Co-lead author Professor Sir Terence Stephenson, Honorary Consultant at GOSH and Nuffield Professor of Child Health at UCL Great Ormond Street Institute of Child Health, said: “There is consistent evidence that some teenagers will have persisting symptoms after testing positive for SARS-CoV-2. Our study supports this evidence, with headaches and unusual tiredness the most common complaints."

In a briefing to journalists this week, the team commented that “...It’s important that those with persistent symptoms receive support but there is little evidence to suggest that large numbers of teenagers have sought NHS help for symptoms that have left them bedridden or unable to attend school, which is reassuring.”

The landmark study is the largest COVID study to date of children and young people in the world, recruiting from across the UK.

A large number of teenagers reported symptoms even though they had not tested positive for COVID-19 and the researchers identified three factors that may explain this. One is that symptoms such as unusual tiredness are common in this age group generally. The second is that the timing of the survey, between March and May, coincided with the return of school following lockdown and a likely increase in general illnesses. The third factor is that, of those young people sent a survey, only 13% responded – it is possible that these respondents were more likely to have poor health than those who did not respond.

An important part of our work was patient engagement, which is why we designed the survey in consultation with patient and families and discussed the results with our participants before we released details to the wider world. We have also had conversations with our staff to discuss what these results mean for them and their patients.

Co-lead author Professor Roz Shafran, Honorary Clinical Psychologist at GOSH and Chair in Translational Psychology at UCL Great Ormond Street Institute of Child Health

Dr Isobel Heyman, Consultant Child and Adolescent psychiatrist at GOSH said: "A strength of our study is its parallel emphasis on mental health alongside physical health - in the pandemic and post-COVID. It is the first and largest study to ask children and young people to report directly about their own experiences."

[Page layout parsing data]

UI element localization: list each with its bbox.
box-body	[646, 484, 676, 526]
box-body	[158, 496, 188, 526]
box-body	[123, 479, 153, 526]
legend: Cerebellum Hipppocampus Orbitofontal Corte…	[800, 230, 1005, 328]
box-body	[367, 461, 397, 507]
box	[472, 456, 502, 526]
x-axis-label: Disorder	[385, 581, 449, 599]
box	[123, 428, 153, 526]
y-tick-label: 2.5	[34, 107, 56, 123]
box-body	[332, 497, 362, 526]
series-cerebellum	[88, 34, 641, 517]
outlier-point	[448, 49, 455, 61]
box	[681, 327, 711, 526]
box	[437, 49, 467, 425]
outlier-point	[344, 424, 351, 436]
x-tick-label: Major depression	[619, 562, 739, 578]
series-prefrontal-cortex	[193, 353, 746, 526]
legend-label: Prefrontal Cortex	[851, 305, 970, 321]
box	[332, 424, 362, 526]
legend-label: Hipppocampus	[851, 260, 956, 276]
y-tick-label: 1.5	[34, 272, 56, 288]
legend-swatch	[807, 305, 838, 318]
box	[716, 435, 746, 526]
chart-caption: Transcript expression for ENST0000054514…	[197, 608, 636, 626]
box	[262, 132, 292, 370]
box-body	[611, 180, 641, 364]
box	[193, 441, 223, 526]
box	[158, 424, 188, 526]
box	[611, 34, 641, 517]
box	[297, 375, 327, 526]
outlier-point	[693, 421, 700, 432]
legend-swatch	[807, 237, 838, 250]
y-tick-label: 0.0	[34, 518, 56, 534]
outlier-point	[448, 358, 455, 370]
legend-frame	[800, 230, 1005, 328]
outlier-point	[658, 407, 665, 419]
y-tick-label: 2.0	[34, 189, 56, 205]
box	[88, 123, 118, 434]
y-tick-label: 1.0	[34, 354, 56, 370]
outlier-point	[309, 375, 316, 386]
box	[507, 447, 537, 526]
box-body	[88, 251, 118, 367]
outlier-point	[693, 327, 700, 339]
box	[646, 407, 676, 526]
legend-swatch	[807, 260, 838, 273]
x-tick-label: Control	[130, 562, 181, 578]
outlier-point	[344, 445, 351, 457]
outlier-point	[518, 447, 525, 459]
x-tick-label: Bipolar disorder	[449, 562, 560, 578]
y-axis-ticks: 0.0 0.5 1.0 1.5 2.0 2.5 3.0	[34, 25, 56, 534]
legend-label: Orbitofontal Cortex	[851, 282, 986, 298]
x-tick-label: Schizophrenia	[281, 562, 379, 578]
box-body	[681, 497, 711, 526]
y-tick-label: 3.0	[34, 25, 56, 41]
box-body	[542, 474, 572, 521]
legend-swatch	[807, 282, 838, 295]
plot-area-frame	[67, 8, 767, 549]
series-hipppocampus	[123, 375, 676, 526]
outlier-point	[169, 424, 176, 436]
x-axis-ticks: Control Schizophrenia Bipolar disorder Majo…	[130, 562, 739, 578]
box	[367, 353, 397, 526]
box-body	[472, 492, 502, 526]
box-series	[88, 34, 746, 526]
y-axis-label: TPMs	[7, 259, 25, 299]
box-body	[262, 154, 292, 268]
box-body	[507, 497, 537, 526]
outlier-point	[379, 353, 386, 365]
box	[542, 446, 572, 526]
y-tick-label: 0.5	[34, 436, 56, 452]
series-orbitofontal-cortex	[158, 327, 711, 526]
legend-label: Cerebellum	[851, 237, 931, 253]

Apply what you read:
[A] According to the article on the teenage COVID-19 study, what share of the young people sent a survey responded?
[B] Continue the article on the teenage COVID-19 study from the point where it stops.
The listing is separate material and has no connection to the article on the teenage COVID-19 study.

Outputs in order:
[A] 13%

[B]
The researchers found that there was no difference in mental health and wellbeing scores between children who tested positive compared to those who tested negative, but around 40% in both groups reported being a bit or very worried, sad or unhappy.

"There will of course be individuals with impaired mental health needs and these must be detected and treated rapidly and effectively in the usual way", Dr Heyman emphasised.

The research team sent questionnaires to around 220,000 young people in England and received 17,000 responses. This study drew on the responses of nearly 7,000 of those who were tested between January and March..

For future research, the team will analyse survey results at six months, a year and two years from the time of the PCR test.

The Children and young people with Long COVID (CLoCk) study is led by UCL and Public Health England and involves collaboration with researchers at the universities of Edinburgh, Bristol, Oxford, Cambridge, Liverpool, Leicester, Manchester as well as King’s College London, Imperial College London, Public Health England, Great Ormond Street Hospital and University College London Hospitals (UCLH).

Dr Jonathan Pearce, Director of COVID-19 Response, UKRI’s Medical Research Council said: “This study is very important as it will inform our understanding of the long-term impacts of COVID-19 on the physical and mental health of children and young people.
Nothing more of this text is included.